Task: Look for "beiden" in the listing below. Gather each line that contains it.

◇ ◇ ◇ ◇ ◇

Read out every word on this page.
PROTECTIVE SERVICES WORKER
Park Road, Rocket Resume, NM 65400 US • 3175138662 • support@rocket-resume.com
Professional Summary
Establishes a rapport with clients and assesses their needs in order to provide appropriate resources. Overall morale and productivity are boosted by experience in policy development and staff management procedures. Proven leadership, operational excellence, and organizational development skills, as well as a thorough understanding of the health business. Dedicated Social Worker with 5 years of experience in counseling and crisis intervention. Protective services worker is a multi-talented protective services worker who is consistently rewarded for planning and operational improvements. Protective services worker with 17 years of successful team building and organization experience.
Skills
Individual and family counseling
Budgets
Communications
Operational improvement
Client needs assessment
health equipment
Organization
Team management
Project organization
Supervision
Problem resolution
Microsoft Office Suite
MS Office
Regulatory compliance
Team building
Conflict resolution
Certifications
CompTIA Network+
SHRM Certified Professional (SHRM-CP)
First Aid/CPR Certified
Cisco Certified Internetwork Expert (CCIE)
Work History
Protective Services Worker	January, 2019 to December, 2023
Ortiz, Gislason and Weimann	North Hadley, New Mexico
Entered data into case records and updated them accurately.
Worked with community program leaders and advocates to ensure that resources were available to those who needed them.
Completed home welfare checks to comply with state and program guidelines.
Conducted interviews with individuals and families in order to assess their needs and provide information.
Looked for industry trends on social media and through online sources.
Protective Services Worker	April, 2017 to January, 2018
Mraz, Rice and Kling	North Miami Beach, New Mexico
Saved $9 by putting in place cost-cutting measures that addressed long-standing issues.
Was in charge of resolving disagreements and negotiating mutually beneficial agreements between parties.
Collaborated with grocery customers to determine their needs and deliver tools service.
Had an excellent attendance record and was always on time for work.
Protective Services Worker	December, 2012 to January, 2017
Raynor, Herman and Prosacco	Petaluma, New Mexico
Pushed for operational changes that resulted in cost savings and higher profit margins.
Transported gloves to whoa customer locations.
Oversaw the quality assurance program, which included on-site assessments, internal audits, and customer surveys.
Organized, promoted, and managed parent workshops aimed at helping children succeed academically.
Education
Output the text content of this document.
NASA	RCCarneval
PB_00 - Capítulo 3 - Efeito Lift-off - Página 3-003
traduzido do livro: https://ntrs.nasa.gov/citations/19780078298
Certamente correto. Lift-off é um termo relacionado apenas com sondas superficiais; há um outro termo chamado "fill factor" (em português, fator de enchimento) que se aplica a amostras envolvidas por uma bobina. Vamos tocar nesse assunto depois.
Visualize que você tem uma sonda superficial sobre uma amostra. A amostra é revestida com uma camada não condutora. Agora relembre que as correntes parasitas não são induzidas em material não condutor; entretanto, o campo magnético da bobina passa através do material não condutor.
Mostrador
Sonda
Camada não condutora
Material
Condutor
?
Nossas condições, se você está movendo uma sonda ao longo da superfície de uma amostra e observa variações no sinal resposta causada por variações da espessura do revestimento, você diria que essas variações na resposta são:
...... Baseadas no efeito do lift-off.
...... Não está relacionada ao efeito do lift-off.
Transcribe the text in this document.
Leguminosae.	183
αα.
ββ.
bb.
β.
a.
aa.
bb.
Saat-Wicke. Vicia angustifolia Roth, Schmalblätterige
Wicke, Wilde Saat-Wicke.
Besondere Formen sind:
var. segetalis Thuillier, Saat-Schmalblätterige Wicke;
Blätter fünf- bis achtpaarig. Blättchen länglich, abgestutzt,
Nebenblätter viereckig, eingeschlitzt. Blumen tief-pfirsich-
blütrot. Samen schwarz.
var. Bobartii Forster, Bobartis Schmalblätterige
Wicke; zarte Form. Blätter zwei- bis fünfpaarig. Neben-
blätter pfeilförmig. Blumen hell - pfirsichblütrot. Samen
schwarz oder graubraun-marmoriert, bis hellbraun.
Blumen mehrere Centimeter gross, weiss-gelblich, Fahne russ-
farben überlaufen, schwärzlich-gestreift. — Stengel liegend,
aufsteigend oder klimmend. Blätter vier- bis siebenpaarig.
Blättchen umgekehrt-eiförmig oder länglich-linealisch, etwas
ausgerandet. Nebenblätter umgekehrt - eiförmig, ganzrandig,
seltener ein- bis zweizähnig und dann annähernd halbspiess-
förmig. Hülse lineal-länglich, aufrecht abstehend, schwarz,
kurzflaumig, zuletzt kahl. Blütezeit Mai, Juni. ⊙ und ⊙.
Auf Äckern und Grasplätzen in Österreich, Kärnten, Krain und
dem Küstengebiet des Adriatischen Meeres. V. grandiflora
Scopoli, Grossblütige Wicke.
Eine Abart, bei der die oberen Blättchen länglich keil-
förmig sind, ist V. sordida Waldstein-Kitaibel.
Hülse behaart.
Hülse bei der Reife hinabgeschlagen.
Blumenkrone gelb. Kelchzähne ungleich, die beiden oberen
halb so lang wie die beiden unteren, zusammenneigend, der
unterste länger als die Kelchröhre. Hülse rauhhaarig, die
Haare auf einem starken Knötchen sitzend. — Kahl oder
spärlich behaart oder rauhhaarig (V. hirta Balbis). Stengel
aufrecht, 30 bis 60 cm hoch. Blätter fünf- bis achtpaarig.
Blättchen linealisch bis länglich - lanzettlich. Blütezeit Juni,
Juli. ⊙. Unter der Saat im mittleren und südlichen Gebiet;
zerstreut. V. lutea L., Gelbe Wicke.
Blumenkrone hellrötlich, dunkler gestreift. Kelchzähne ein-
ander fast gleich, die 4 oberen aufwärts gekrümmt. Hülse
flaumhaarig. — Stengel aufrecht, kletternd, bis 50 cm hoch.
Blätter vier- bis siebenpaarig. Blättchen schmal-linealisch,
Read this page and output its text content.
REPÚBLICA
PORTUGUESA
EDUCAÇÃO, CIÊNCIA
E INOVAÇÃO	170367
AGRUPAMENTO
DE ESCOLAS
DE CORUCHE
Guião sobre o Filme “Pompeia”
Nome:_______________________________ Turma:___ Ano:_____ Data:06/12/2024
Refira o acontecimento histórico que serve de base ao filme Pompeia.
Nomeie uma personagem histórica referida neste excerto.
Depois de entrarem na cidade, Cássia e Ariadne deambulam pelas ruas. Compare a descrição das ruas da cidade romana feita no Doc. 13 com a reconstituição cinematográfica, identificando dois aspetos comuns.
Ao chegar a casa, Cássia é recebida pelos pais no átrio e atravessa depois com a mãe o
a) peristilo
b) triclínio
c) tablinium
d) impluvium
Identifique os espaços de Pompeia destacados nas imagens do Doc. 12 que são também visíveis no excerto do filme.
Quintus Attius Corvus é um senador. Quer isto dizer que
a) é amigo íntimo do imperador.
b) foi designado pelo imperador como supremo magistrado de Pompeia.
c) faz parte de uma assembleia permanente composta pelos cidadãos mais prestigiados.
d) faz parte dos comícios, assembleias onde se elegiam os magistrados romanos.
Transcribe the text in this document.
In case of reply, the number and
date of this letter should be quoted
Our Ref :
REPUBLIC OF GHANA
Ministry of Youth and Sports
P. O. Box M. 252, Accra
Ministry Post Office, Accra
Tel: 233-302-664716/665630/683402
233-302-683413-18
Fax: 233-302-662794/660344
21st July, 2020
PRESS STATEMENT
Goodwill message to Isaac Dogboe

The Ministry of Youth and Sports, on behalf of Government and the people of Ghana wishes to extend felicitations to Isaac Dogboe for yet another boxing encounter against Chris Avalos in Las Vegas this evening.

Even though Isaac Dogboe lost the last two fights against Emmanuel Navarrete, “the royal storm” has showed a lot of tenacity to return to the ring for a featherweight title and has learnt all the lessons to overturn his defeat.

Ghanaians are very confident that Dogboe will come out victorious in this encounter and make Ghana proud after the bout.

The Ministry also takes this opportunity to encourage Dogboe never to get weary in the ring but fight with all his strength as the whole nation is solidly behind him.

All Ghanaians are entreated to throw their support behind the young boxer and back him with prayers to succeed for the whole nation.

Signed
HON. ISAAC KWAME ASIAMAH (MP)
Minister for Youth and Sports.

◇ ◇ ◇ ◇ ◇

Response:
Blumenkrone gelb. Kelchzähne ungleich, die beiden oberen
halb so lang wie die beiden unteren, zusammenneigend, der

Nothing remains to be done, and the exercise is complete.